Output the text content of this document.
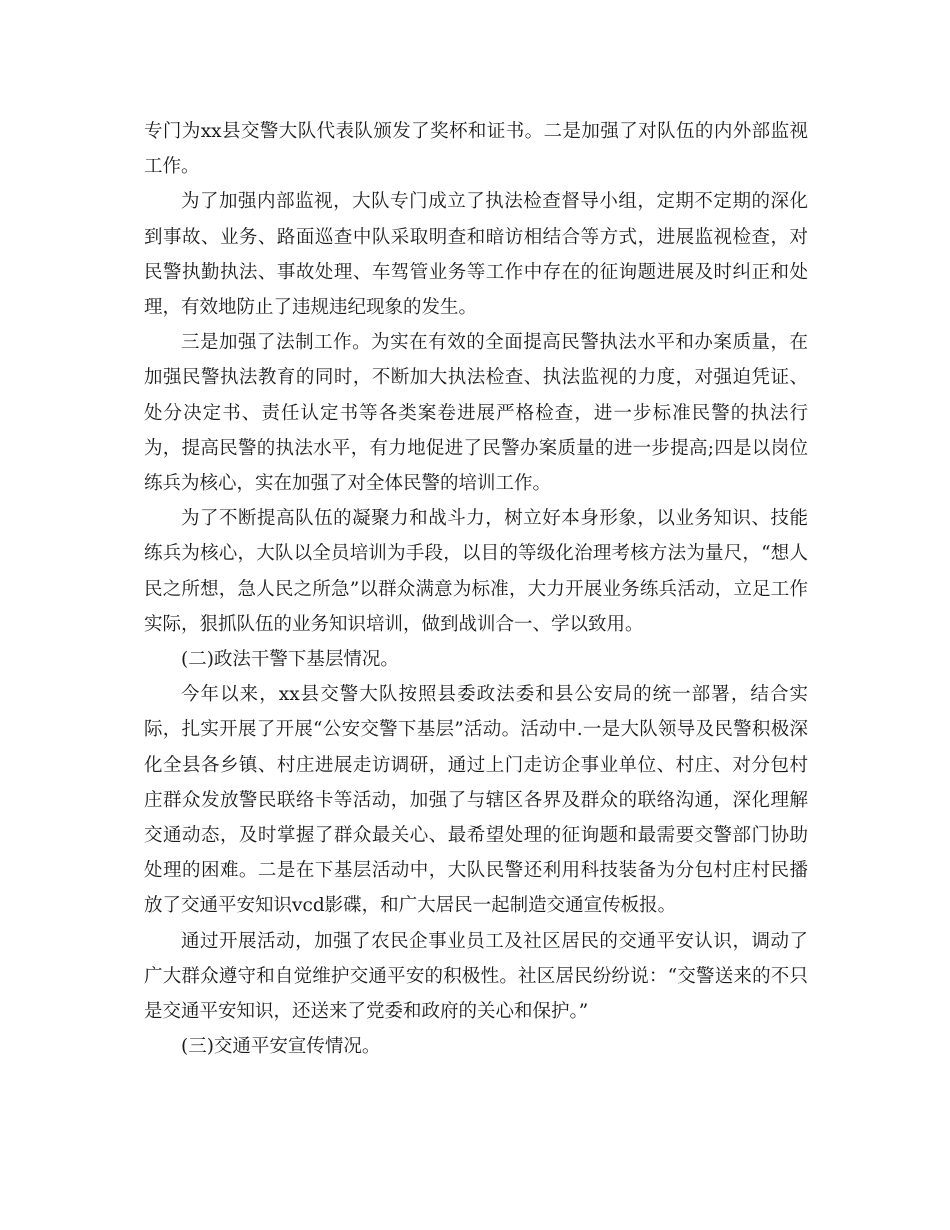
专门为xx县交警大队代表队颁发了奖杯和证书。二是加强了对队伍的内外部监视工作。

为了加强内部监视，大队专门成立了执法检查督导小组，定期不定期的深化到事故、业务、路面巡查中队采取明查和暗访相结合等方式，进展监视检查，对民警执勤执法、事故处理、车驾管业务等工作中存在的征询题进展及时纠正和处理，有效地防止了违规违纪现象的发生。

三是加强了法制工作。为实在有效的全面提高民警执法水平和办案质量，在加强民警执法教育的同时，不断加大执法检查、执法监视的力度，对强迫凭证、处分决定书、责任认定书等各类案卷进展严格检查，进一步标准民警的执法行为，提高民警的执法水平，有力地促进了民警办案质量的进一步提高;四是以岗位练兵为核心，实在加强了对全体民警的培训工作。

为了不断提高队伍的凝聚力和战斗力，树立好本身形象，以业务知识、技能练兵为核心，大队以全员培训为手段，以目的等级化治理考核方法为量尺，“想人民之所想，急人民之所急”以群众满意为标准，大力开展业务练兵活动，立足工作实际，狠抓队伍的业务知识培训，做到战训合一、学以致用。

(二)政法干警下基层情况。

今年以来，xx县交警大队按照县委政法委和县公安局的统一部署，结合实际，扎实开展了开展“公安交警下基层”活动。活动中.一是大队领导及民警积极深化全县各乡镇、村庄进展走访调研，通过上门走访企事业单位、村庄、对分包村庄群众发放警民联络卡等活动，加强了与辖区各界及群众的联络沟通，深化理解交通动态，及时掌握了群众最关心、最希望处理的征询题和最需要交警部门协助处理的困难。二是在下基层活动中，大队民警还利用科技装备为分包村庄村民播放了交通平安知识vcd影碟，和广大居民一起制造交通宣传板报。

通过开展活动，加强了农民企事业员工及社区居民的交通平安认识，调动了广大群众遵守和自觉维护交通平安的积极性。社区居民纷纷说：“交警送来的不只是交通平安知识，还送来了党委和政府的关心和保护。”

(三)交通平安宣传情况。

--

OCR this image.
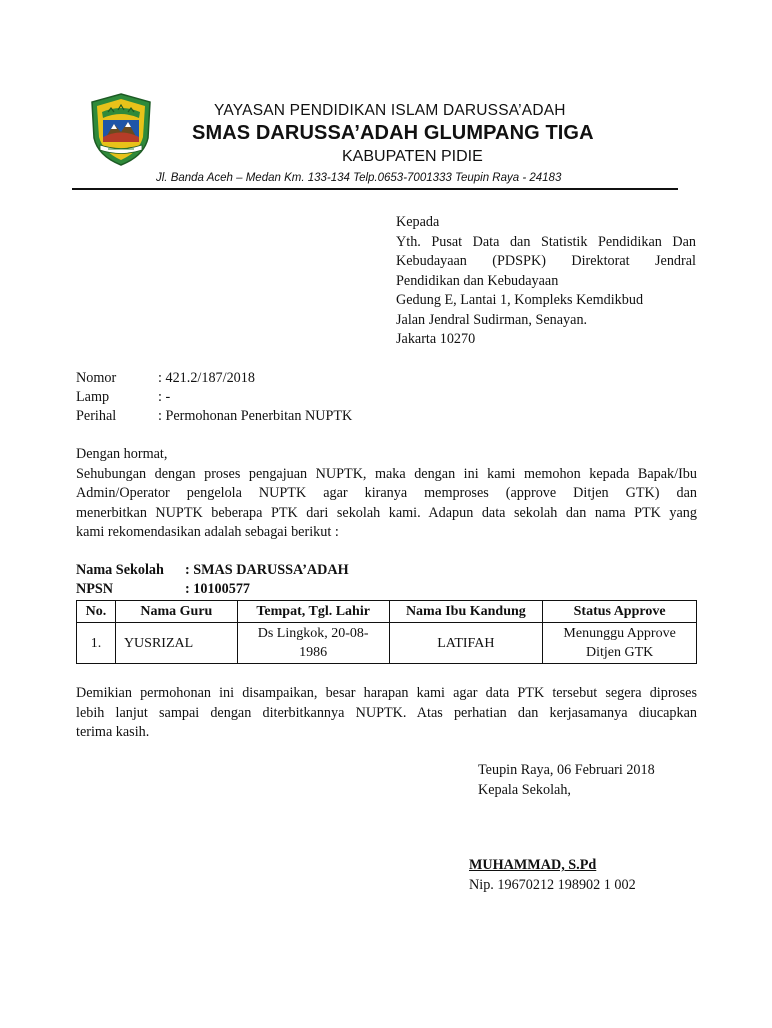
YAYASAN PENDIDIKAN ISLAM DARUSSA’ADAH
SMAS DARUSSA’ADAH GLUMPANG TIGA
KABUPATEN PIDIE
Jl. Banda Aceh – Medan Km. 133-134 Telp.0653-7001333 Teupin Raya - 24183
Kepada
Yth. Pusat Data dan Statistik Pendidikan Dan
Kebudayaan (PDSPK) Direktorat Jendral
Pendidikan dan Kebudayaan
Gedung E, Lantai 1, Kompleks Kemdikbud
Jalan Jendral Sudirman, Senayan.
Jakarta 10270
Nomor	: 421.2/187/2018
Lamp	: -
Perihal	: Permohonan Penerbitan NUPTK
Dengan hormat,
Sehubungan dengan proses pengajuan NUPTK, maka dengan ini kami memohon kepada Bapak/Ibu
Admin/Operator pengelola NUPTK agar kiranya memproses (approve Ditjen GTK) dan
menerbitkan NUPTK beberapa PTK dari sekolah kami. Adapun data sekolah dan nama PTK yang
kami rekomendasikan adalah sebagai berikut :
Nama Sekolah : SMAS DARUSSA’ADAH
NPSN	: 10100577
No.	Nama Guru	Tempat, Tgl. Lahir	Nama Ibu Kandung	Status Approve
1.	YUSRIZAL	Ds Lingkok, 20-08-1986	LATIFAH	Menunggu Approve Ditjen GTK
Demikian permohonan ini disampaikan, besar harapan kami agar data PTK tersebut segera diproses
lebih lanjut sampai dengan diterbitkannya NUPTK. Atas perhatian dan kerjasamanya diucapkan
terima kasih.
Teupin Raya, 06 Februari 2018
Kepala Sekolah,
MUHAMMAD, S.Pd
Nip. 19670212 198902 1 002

### WORK INSTRUCTIONS
Review the preceding data and report every line that includes the string "NUPTK".

### OUTPUT FOR THIS TASK
Perihal	: Permohonan Penerbitan NUPTK
Sehubungan dengan proses pengajuan NUPTK, maka dengan ini kami memohon kepada Bapak/Ibu
Admin/Operator pengelola NUPTK agar kiranya memproses (approve Ditjen GTK) dan
menerbitkan NUPTK beberapa PTK dari sekolah kami. Adapun data sekolah dan nama PTK yang
lebih lanjut sampai dengan diterbitkannya NUPTK. Atas perhatian dan kerjasamanya diucapkan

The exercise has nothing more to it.